## What you need to do
Gather all lines with the word "sålda" in them.

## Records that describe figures
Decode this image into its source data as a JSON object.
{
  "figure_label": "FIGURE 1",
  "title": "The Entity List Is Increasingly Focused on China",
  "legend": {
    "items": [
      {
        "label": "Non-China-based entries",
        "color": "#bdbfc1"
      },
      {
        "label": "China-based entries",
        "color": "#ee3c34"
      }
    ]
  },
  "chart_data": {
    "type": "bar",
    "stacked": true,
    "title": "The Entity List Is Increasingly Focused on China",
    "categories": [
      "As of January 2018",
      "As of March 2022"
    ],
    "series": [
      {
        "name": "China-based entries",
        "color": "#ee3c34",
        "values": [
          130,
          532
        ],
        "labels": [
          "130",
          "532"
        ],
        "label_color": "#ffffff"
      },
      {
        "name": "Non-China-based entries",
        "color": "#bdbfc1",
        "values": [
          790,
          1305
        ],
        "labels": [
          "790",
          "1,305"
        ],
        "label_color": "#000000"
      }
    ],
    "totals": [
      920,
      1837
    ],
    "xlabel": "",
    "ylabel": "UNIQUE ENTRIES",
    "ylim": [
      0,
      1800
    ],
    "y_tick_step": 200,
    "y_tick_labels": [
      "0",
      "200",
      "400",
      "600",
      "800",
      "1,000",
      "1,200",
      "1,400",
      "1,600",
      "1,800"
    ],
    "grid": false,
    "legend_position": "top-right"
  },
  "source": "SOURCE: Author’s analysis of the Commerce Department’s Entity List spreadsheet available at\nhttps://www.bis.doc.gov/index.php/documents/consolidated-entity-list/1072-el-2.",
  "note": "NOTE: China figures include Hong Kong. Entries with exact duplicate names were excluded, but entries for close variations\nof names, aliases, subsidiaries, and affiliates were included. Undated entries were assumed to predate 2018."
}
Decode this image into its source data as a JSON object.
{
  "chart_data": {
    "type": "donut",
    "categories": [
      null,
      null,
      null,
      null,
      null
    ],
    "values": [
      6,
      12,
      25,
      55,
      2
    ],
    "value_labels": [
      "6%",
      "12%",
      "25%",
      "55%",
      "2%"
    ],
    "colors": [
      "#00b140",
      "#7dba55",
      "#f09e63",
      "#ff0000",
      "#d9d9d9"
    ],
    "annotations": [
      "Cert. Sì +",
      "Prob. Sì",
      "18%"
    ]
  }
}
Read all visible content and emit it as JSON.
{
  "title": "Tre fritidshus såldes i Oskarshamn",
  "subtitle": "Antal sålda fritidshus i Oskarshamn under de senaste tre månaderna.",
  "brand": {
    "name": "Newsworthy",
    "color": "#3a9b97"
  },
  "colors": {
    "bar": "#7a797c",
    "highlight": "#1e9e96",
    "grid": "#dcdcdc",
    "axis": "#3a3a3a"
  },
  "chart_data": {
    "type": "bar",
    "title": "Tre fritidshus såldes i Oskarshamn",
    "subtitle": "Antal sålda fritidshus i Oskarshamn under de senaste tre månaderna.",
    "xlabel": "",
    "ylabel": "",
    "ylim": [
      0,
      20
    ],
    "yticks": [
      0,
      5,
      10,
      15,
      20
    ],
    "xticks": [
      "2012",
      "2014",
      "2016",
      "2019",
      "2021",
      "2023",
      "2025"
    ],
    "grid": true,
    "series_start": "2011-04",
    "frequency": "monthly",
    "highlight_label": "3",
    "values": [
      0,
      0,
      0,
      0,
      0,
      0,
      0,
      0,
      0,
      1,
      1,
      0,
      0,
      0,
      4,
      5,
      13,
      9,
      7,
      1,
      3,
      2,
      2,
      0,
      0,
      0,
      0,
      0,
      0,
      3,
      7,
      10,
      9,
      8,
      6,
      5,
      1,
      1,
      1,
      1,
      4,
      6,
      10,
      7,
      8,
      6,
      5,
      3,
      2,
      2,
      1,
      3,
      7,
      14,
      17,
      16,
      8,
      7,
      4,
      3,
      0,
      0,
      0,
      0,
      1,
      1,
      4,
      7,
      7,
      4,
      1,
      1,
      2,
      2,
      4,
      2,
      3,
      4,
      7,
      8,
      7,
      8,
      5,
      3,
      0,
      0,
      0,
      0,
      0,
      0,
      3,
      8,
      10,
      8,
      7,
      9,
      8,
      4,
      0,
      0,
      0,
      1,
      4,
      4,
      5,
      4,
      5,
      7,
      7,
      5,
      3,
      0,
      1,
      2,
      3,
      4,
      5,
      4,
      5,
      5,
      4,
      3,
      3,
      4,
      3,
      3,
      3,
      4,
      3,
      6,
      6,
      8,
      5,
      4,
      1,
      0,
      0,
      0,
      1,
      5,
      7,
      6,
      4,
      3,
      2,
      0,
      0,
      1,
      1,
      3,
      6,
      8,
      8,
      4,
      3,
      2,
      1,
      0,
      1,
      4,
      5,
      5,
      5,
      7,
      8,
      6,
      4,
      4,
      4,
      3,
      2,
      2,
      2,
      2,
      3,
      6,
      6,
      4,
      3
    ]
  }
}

## Solution to this task
  "subtitle": "Antal sålda fritidshus i Oskarshamn under de senaste tre månaderna.",
    "subtitle": "Antal sålda fritidshus i Oskarshamn under de senaste tre månaderna.",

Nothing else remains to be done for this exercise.